Each entry must be given again exactly; images do not belong in the copy.

■ Stored data entries
────────────────

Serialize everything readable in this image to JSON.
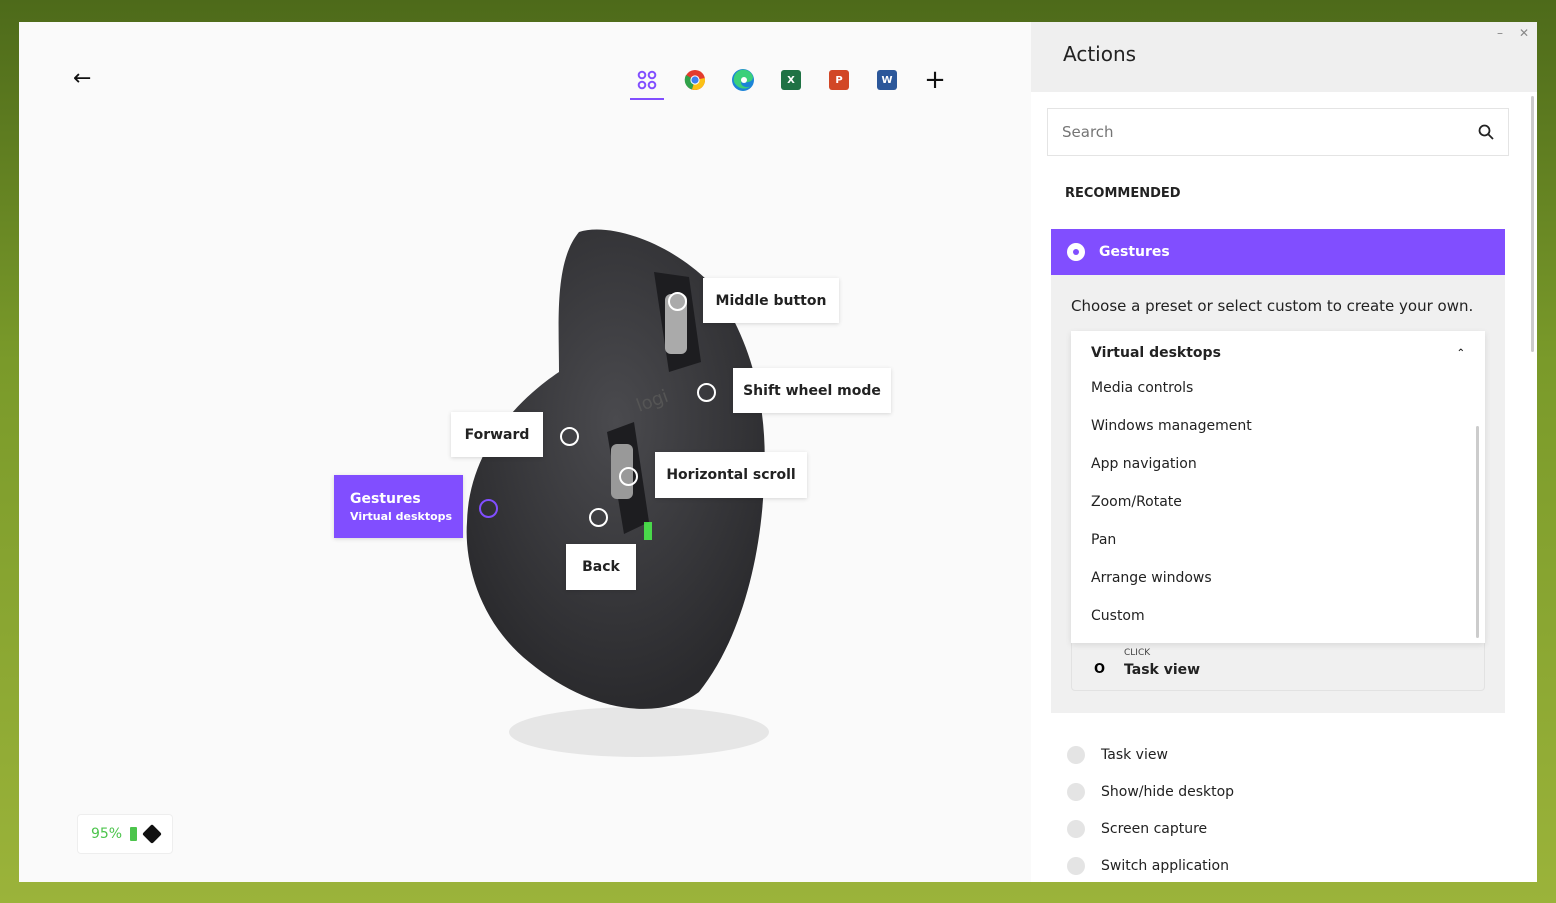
{
  "header": {
    "back_icon": "arrow-left-icon"
  },
  "apps": [
    {
      "name": "all-applications",
      "icon": "grid-icon",
      "selected": true
    },
    {
      "name": "chrome",
      "icon": "chrome-icon"
    },
    {
      "name": "edge",
      "icon": "edge-icon"
    },
    {
      "name": "excel",
      "icon": "excel-icon",
      "letter": "X"
    },
    {
      "name": "powerpoint",
      "icon": "powerpoint-icon",
      "letter": "P"
    },
    {
      "name": "word",
      "icon": "word-icon",
      "letter": "W"
    },
    {
      "name": "add-application",
      "icon": "plus-icon",
      "label": "+"
    }
  ],
  "device": {
    "logo": "logi",
    "callouts": {
      "middle": "Middle button",
      "shift": "Shift wheel mode",
      "forward": "Forward",
      "hscroll": "Horizontal scroll",
      "back": "Back",
      "gestures": "Gestures",
      "gestures_sub": "Virtual desktops"
    }
  },
  "battery": {
    "percent": "95%",
    "color": "#4cc44c"
  },
  "panel": {
    "title": "Actions",
    "search_placeholder": "Search",
    "recommended": "RECOMMENDED",
    "selected_action": "Gestures",
    "accent": "#814eff",
    "description": "Choose a preset or select custom to create your own.",
    "dropdown": {
      "selected": "Virtual desktops",
      "options": [
        "Media controls",
        "Windows management",
        "App navigation",
        "Zoom/Rotate",
        "Pan",
        "Arrange windows",
        "Custom"
      ]
    },
    "behind": {
      "label_small": "CLICK",
      "label": "Task view"
    },
    "other_actions": [
      "Task view",
      "Show/hide desktop",
      "Screen capture",
      "Switch application"
    ]
  }
}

────────────────

■ Response to this task
Serialize everything readable in this image to JSON.
{
  "header": {
    "back_icon": "arrow-left-icon"
  },
  "apps": [
    {
      "name": "all-applications",
      "icon": "grid-icon",
      "selected": true
    },
    {
      "name": "chrome",
      "icon": "chrome-icon"
    },
    {
      "name": "edge",
      "icon": "edge-icon"
    },
    {
      "name": "excel",
      "icon": "excel-icon",
      "letter": "X"
    },
    {
      "name": "powerpoint",
      "icon": "powerpoint-icon",
      "letter": "P"
    },
    {
      "name": "word",
      "icon": "word-icon",
      "letter": "W"
    },
    {
      "name": "add-application",
      "icon": "plus-icon",
      "label": "+"
    }
  ],
  "device": {
    "logo": "logi",
    "callouts": {
      "middle": "Middle button",
      "shift": "Shift wheel mode",
      "forward": "Forward",
      "hscroll": "Horizontal scroll",
      "back": "Back",
      "gestures": "Gestures",
      "gestures_sub": "Virtual desktops"
    }
  },
  "battery": {
    "percent": "95%",
    "color": "#4cc44c"
  },
  "panel": {
    "title": "Actions",
    "search_placeholder": "Search",
    "recommended": "RECOMMENDED",
    "selected_action": "Gestures",
    "accent": "#814eff",
    "description": "Choose a preset or select custom to create your own.",
    "dropdown": {
      "selected": "Virtual desktops",
      "options": [
        "Media controls",
        "Windows management",
        "App navigation",
        "Zoom/Rotate",
        "Pan",
        "Arrange windows",
        "Custom"
      ]
    },
    "behind": {
      "label_small": "CLICK",
      "label": "Task view"
    },
    "other_actions": [
      "Task view",
      "Show/hide desktop",
      "Screen capture",
      "Switch application"
    ]
  }
}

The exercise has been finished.